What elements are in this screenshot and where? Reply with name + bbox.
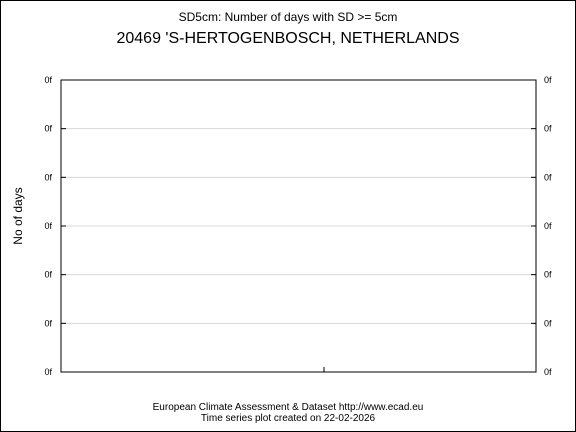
y-tick-label-right: 0f <box>544 367 552 377</box>
y-tick-label-right: 0f <box>544 221 552 231</box>
y-tick-label-right: 0f <box>544 172 552 182</box>
y-axis-right: 0f 0f 0f 0f 0f 0f 0f <box>531 75 552 377</box>
y-axis-label: No of days <box>11 187 25 244</box>
y-axis-left: 0f 0f 0f 0f 0f 0f 0f <box>44 75 66 377</box>
y-tick-label-right: 0f <box>544 75 552 85</box>
y-tick-label-right: 0f <box>544 124 552 134</box>
y-tick-label-right: 0f <box>544 270 552 280</box>
chart-title: 20469 'S-HERTOGENBOSCH, NETHERLANDS <box>116 30 459 47</box>
y-tick-label-left: 0f <box>44 221 52 231</box>
grid-layer <box>61 128 536 324</box>
y-tick-label-left: 0f <box>44 75 52 85</box>
chart-subtitle: SD5cm: Number of days with SD >= 5cm <box>179 10 398 24</box>
footer-created: Time series plot created on 22-02-2026 <box>201 413 376 424</box>
y-tick-label-left: 0f <box>44 124 52 134</box>
y-tick-label-left: 0f <box>44 318 52 328</box>
y-tick-label-right: 0f <box>544 318 552 328</box>
y-tick-label-left: 0f <box>44 270 52 280</box>
footer-source: European Climate Assessment & Dataset ht… <box>153 402 424 413</box>
y-tick-label-left: 0f <box>44 172 52 182</box>
y-tick-label-left: 0f <box>44 367 52 377</box>
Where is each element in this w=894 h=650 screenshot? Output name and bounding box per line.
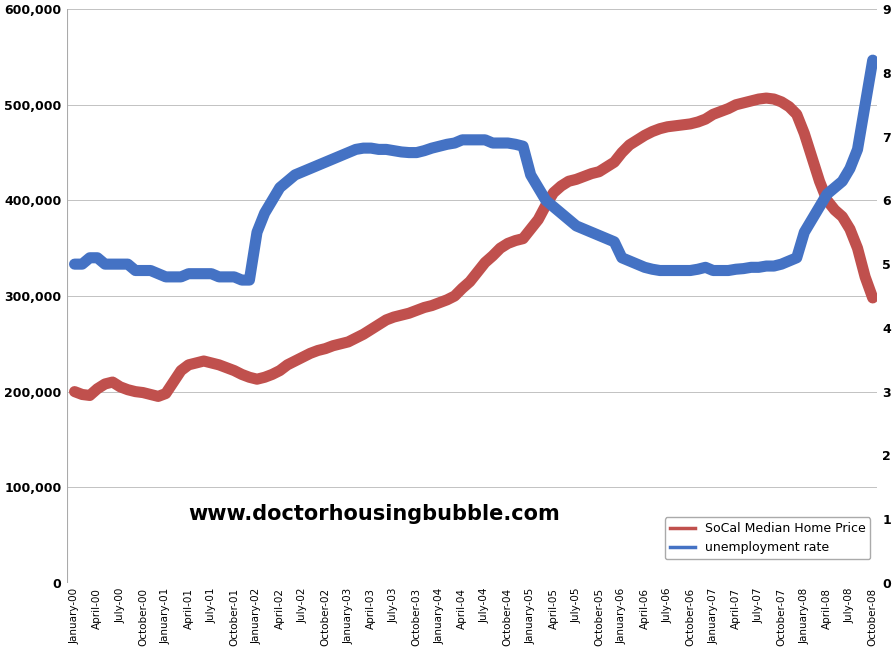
unemployment rate	[92, 254, 103, 262]
Legend: SoCal Median Home Price, unemployment rate: SoCal Median Home Price, unemployment ra…	[663, 517, 869, 560]
unemployment rate	[768, 262, 779, 270]
SoCal Median Home Price	[92, 385, 103, 393]
unemployment rate	[623, 257, 634, 265]
Text: www.doctorhousingbubble.com: www.doctorhousingbubble.com	[189, 504, 560, 524]
SoCal Median Home Price	[866, 294, 877, 302]
SoCal Median Home Price	[540, 202, 551, 209]
SoCal Median Home Price	[153, 393, 164, 400]
unemployment rate	[866, 57, 877, 64]
SoCal Median Home Price	[69, 387, 80, 395]
unemployment rate	[69, 260, 80, 268]
unemployment rate	[540, 196, 551, 204]
SoCal Median Home Price	[623, 141, 634, 149]
unemployment rate	[547, 203, 558, 211]
Line: unemployment rate: unemployment rate	[74, 60, 872, 280]
Line: SoCal Median Home Price: SoCal Median Home Price	[74, 98, 872, 396]
SoCal Median Home Price	[547, 189, 558, 197]
SoCal Median Home Price	[760, 94, 771, 102]
unemployment rate	[236, 276, 247, 284]
unemployment rate	[593, 231, 603, 239]
SoCal Median Home Price	[775, 98, 786, 106]
SoCal Median Home Price	[593, 168, 603, 176]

※

◆ What you will do: Select each line of the material above that contains the word "Median".

◆ Full response:
Legend: SoCal Median Home Price, unemployment rate: SoCal Median Home Price, unemployment ra…	[663, 517, 869, 560]
SoCal Median Home Price	[92, 385, 103, 393]
SoCal Median Home Price	[866, 294, 877, 302]
SoCal Median Home Price	[540, 202, 551, 209]
SoCal Median Home Price	[153, 393, 164, 400]
SoCal Median Home Price	[69, 387, 80, 395]
SoCal Median Home Price	[623, 141, 634, 149]
Line: SoCal Median Home Price: SoCal Median Home Price	[74, 98, 872, 396]
SoCal Median Home Price	[547, 189, 558, 197]
SoCal Median Home Price	[760, 94, 771, 102]
SoCal Median Home Price	[775, 98, 786, 106]
SoCal Median Home Price	[593, 168, 603, 176]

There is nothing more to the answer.